_Your task_.
Write out exactly the lines running from the line that includes "Convert this document image to plain text." to the end of the data, both ends included, and nothing besides.
--- Material provided ---
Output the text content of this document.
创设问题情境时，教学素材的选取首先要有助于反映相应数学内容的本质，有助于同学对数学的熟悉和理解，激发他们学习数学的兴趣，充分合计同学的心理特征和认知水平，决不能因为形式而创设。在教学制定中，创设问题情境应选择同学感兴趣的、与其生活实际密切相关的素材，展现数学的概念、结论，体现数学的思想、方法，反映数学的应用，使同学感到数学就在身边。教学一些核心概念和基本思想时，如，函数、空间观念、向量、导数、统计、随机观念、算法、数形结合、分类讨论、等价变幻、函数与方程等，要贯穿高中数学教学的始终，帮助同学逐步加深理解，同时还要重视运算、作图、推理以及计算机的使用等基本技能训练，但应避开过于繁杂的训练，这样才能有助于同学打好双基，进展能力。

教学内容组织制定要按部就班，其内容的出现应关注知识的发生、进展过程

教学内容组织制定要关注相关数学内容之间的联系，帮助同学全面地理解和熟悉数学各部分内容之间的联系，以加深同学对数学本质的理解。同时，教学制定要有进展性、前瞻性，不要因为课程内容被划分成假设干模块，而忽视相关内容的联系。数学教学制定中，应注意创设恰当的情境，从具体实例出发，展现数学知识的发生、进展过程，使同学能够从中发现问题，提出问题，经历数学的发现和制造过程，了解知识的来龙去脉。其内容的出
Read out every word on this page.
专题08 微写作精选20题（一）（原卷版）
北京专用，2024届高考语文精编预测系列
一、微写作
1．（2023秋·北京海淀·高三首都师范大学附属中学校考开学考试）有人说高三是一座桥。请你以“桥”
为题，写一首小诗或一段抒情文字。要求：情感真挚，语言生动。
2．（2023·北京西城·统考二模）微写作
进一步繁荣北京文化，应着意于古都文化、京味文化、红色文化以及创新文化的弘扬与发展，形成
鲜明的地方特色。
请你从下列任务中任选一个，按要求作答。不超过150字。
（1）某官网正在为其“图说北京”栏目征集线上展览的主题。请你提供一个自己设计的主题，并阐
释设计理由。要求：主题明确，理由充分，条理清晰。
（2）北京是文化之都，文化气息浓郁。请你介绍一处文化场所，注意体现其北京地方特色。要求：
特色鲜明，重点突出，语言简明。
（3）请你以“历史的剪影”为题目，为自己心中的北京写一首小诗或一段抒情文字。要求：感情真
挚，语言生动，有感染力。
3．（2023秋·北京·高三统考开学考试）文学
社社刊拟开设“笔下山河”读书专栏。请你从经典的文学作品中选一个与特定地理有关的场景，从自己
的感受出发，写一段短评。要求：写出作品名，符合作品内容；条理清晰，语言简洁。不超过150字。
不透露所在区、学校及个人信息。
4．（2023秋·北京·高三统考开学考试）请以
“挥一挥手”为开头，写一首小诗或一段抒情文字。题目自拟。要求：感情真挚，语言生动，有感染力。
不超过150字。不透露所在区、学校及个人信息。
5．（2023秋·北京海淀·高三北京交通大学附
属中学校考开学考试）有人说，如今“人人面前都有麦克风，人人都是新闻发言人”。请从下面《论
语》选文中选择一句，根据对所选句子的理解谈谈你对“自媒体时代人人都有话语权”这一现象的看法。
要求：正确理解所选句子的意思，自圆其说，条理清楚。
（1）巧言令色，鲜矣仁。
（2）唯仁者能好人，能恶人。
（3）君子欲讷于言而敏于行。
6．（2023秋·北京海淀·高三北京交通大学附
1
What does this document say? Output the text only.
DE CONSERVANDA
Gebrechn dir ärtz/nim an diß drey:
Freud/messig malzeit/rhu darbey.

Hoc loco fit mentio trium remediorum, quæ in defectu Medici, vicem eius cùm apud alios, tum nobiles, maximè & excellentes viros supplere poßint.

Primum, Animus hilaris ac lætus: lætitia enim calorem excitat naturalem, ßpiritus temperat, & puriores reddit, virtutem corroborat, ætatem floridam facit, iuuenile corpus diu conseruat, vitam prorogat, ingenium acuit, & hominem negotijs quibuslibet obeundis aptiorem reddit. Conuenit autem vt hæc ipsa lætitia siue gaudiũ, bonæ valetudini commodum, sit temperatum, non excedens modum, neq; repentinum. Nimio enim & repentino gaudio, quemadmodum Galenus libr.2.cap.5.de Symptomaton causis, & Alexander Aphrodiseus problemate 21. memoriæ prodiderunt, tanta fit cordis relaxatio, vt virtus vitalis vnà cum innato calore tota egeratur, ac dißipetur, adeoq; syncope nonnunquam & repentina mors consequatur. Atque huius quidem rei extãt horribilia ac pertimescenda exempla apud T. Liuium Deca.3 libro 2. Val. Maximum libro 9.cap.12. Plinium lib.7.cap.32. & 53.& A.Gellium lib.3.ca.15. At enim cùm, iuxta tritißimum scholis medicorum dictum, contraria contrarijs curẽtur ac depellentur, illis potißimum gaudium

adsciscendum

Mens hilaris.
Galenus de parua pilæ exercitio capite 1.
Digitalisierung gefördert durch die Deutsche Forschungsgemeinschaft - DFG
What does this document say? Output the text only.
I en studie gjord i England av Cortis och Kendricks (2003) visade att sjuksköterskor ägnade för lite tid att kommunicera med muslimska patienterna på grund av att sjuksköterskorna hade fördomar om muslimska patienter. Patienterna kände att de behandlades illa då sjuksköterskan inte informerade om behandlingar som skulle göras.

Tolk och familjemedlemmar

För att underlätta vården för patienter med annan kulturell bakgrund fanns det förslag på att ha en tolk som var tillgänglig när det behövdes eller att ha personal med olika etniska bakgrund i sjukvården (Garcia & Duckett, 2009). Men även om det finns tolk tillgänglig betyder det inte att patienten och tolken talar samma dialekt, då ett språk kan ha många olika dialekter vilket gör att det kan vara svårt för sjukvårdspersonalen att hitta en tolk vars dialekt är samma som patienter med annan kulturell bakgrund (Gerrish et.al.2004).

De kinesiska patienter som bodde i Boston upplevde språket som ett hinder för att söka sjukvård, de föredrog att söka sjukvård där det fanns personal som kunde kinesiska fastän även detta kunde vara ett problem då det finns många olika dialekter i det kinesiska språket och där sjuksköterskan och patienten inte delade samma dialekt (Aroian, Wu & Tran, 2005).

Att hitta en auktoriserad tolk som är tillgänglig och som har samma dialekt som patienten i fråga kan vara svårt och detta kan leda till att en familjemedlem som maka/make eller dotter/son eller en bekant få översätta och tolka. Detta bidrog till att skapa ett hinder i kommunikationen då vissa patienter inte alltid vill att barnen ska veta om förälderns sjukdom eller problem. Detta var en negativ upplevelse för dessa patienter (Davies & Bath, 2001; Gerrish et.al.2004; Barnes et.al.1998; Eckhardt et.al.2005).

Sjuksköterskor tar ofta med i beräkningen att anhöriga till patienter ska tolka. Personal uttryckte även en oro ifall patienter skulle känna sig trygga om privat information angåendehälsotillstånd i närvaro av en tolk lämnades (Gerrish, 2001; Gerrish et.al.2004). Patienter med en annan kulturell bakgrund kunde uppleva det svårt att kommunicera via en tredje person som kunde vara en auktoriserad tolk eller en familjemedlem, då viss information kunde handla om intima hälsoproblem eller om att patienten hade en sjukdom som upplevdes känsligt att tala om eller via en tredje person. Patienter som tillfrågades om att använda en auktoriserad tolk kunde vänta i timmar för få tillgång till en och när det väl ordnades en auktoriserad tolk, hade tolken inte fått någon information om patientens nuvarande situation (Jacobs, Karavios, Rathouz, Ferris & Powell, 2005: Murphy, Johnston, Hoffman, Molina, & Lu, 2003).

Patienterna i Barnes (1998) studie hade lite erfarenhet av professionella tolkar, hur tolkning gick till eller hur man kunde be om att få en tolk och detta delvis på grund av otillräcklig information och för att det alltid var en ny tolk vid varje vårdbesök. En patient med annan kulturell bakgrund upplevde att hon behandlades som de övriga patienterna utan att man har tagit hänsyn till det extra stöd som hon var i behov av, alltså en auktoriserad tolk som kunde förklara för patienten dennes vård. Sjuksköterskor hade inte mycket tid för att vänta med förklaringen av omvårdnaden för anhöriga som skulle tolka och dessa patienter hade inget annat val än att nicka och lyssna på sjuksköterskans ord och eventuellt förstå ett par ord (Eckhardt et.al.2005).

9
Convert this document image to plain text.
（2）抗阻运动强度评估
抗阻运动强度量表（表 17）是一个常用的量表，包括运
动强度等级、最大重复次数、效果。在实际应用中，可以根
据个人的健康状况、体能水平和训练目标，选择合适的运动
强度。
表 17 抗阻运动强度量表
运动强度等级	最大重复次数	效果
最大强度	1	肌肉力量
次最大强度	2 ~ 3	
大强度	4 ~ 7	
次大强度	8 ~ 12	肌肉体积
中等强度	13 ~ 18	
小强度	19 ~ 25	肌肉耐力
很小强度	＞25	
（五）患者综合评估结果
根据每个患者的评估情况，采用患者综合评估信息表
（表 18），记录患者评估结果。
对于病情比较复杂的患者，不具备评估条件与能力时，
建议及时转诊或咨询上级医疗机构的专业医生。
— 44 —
---
_Solution to this problem_.
Convert this document image to plain text.
（2）抗阻运动强度评估
抗阻运动强度量表（表 17）是一个常用的量表，包括运
动强度等级、最大重复次数、效果。在实际应用中，可以根
据个人的健康状况、体能水平和训练目标，选择合适的运动
强度。
表 17 抗阻运动强度量表
运动强度等级	最大重复次数	效果
最大强度	1	肌肉力量
次最大强度	2 ~ 3	
大强度	4 ~ 7	
次大强度	8 ~ 12	肌肉体积
中等强度	13 ~ 18	
小强度	19 ~ 25	肌肉耐力
很小强度	＞25	
（五）患者综合评估结果
根据每个患者的评估情况，采用患者综合评估信息表
（表 18），记录患者评估结果。
对于病情比较复杂的患者，不具备评估条件与能力时，
建议及时转诊或咨询上级医疗机构的专业医生。
— 44 —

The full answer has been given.